WRITTEN INSTRUCTION
An exact copy of every record is needed.

ENTRIES SUPPLIED
* * *

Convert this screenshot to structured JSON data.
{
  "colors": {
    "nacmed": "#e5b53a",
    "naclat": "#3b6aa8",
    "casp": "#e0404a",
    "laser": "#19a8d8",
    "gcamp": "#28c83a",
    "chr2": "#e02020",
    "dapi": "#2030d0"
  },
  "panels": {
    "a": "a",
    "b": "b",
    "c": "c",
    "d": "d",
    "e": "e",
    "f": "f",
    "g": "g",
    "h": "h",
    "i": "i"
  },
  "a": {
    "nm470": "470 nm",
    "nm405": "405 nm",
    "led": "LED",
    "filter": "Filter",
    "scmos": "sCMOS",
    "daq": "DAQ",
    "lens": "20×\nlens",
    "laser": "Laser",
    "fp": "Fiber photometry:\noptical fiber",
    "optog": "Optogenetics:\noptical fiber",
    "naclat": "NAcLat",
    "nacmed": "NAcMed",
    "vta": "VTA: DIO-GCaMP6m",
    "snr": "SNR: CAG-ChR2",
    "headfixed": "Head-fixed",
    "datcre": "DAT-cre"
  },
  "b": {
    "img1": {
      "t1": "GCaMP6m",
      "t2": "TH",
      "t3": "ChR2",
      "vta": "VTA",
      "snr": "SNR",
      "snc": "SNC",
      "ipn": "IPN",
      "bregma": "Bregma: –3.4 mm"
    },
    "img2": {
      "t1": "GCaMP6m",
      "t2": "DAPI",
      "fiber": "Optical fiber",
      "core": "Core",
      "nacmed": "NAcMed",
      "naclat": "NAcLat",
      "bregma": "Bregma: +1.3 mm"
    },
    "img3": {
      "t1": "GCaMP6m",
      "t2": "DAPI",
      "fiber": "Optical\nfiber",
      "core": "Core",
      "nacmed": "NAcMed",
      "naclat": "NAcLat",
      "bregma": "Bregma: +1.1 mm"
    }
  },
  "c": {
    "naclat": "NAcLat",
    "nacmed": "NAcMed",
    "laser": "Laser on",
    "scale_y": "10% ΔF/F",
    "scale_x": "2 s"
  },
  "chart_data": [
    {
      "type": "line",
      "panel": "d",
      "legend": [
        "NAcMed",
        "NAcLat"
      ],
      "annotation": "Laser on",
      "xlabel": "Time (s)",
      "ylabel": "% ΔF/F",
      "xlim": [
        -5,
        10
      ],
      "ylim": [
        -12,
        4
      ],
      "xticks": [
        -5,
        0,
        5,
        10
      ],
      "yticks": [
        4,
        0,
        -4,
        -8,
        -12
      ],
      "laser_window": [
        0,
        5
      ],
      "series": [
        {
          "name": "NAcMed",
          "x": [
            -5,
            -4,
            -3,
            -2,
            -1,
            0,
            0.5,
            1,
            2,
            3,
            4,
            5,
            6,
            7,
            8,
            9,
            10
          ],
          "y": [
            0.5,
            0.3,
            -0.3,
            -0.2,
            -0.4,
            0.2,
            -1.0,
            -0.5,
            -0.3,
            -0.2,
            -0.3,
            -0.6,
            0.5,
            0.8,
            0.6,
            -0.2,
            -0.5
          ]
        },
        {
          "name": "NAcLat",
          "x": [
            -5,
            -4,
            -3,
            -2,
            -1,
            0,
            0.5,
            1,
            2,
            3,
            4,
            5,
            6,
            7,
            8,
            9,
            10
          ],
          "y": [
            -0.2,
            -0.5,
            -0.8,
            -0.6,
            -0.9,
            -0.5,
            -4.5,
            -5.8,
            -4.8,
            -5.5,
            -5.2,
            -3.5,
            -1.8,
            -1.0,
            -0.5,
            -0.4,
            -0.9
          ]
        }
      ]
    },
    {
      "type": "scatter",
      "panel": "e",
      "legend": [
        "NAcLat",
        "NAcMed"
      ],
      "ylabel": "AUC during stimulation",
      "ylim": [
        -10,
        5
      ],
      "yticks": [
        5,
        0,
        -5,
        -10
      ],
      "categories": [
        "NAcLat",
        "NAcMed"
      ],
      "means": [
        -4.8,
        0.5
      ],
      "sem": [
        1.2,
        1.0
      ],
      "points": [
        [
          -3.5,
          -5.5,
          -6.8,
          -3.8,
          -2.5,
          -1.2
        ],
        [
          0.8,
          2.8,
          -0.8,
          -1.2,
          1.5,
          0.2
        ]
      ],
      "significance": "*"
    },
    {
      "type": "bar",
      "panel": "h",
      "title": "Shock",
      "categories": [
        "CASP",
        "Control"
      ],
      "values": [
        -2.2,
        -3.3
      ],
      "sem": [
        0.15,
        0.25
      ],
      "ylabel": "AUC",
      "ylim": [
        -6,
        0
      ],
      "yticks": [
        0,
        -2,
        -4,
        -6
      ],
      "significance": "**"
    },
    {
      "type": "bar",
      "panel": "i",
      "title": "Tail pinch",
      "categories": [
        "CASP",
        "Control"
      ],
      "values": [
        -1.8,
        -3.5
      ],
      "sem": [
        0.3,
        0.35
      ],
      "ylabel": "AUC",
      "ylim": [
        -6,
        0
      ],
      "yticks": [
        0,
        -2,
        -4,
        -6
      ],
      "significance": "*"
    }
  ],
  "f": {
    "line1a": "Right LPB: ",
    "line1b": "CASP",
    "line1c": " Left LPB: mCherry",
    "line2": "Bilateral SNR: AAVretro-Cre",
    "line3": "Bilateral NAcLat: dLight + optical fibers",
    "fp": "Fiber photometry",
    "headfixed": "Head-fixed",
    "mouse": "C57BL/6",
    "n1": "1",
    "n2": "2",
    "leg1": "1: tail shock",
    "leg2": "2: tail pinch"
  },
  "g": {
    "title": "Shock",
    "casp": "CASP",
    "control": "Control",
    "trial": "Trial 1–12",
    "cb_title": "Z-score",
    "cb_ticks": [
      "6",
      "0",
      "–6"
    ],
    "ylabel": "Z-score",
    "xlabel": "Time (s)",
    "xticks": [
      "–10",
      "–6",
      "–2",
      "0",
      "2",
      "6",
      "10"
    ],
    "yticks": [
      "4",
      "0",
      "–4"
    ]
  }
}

* * *

TASK RESPONSE
Convert this screenshot to structured JSON data.
{
  "colors": {
    "nacmed": "#e5b53a",
    "naclat": "#3b6aa8",
    "casp": "#e0404a",
    "laser": "#19a8d8",
    "gcamp": "#28c83a",
    "chr2": "#e02020",
    "dapi": "#2030d0"
  },
  "panels": {
    "a": "a",
    "b": "b",
    "c": "c",
    "d": "d",
    "e": "e",
    "f": "f",
    "g": "g",
    "h": "h",
    "i": "i"
  },
  "a": {
    "nm470": "470 nm",
    "nm405": "405 nm",
    "led": "LED",
    "filter": "Filter",
    "scmos": "sCMOS",
    "daq": "DAQ",
    "lens": "20×\nlens",
    "laser": "Laser",
    "fp": "Fiber photometry:\noptical fiber",
    "optog": "Optogenetics:\noptical fiber",
    "naclat": "NAcLat",
    "nacmed": "NAcMed",
    "vta": "VTA: DIO-GCaMP6m",
    "snr": "SNR: CAG-ChR2",
    "headfixed": "Head-fixed",
    "datcre": "DAT-cre"
  },
  "b": {
    "img1": {
      "t1": "GCaMP6m",
      "t2": "TH",
      "t3": "ChR2",
      "vta": "VTA",
      "snr": "SNR",
      "snc": "SNC",
      "ipn": "IPN",
      "bregma": "Bregma: –3.4 mm"
    },
    "img2": {
      "t1": "GCaMP6m",
      "t2": "DAPI",
      "fiber": "Optical fiber",
      "core": "Core",
      "nacmed": "NAcMed",
      "naclat": "NAcLat",
      "bregma": "Bregma: +1.3 mm"
    },
    "img3": {
      "t1": "GCaMP6m",
      "t2": "DAPI",
      "fiber": "Optical\nfiber",
      "core": "Core",
      "nacmed": "NAcMed",
      "naclat": "NAcLat",
      "bregma": "Bregma: +1.1 mm"
    }
  },
  "c": {
    "naclat": "NAcLat",
    "nacmed": "NAcMed",
    "laser": "Laser on",
    "scale_y": "10% ΔF/F",
    "scale_x": "2 s"
  },
  "chart_data": [
    {
      "type": "line",
      "panel": "d",
      "legend": [
        "NAcMed",
        "NAcLat"
      ],
      "annotation": "Laser on",
      "xlabel": "Time (s)",
      "ylabel": "% ΔF/F",
      "xlim": [
        -5,
        10
      ],
      "ylim": [
        -12,
        4
      ],
      "xticks": [
        -5,
        0,
        5,
        10
      ],
      "yticks": [
        4,
        0,
        -4,
        -8,
        -12
      ],
      "laser_window": [
        0,
        5
      ],
      "series": [
        {
          "name": "NAcMed",
          "x": [
            -5,
            -4,
            -3,
            -2,
            -1,
            0,
            0.5,
            1,
            2,
            3,
            4,
            5,
            6,
            7,
            8,
            9,
            10
          ],
          "y": [
            0.5,
            0.3,
            -0.3,
            -0.2,
            -0.4,
            0.2,
            -1.0,
            -0.5,
            -0.3,
            -0.2,
            -0.3,
            -0.6,
            0.5,
            0.8,
            0.6,
            -0.2,
            -0.5
          ]
        },
        {
          "name": "NAcLat",
          "x": [
            -5,
            -4,
            -3,
            -2,
            -1,
            0,
            0.5,
            1,
            2,
            3,
            4,
            5,
            6,
            7,
            8,
            9,
            10
          ],
          "y": [
            -0.2,
            -0.5,
            -0.8,
            -0.6,
            -0.9,
            -0.5,
            -4.5,
            -5.8,
            -4.8,
            -5.5,
            -5.2,
            -3.5,
            -1.8,
            -1.0,
            -0.5,
            -0.4,
            -0.9
          ]
        }
      ]
    },
    {
      "type": "scatter",
      "panel": "e",
      "legend": [
        "NAcLat",
        "NAcMed"
      ],
      "ylabel": "AUC during stimulation",
      "ylim": [
        -10,
        5
      ],
      "yticks": [
        5,
        0,
        -5,
        -10
      ],
      "categories": [
        "NAcLat",
        "NAcMed"
      ],
      "means": [
        -4.8,
        0.5
      ],
      "sem": [
        1.2,
        1.0
      ],
      "points": [
        [
          -3.5,
          -5.5,
          -6.8,
          -3.8,
          -2.5,
          -1.2
        ],
        [
          0.8,
          2.8,
          -0.8,
          -1.2,
          1.5,
          0.2
        ]
      ],
      "significance": "*"
    },
    {
      "type": "bar",
      "panel": "h",
      "title": "Shock",
      "categories": [
        "CASP",
        "Control"
      ],
      "values": [
        -2.2,
        -3.3
      ],
      "sem": [
        0.15,
        0.25
      ],
      "ylabel": "AUC",
      "ylim": [
        -6,
        0
      ],
      "yticks": [
        0,
        -2,
        -4,
        -6
      ],
      "significance": "**"
    },
    {
      "type": "bar",
      "panel": "i",
      "title": "Tail pinch",
      "categories": [
        "CASP",
        "Control"
      ],
      "values": [
        -1.8,
        -3.5
      ],
      "sem": [
        0.3,
        0.35
      ],
      "ylabel": "AUC",
      "ylim": [
        -6,
        0
      ],
      "yticks": [
        0,
        -2,
        -4,
        -6
      ],
      "significance": "*"
    }
  ],
  "f": {
    "line1a": "Right LPB: ",
    "line1b": "CASP",
    "line1c": " Left LPB: mCherry",
    "line2": "Bilateral SNR: AAVretro-Cre",
    "line3": "Bilateral NAcLat: dLight + optical fibers",
    "fp": "Fiber photometry",
    "headfixed": "Head-fixed",
    "mouse": "C57BL/6",
    "n1": "1",
    "n2": "2",
    "leg1": "1: tail shock",
    "leg2": "2: tail pinch"
  },
  "g": {
    "title": "Shock",
    "casp": "CASP",
    "control": "Control",
    "trial": "Trial 1–12",
    "cb_title": "Z-score",
    "cb_ticks": [
      "6",
      "0",
      "–6"
    ],
    "ylabel": "Z-score",
    "xlabel": "Time (s)",
    "xticks": [
      "–10",
      "–6",
      "–2",
      "0",
      "2",
      "6",
      "10"
    ],
    "yticks": [
      "4",
      "0",
      "–4"
    ]
  }
}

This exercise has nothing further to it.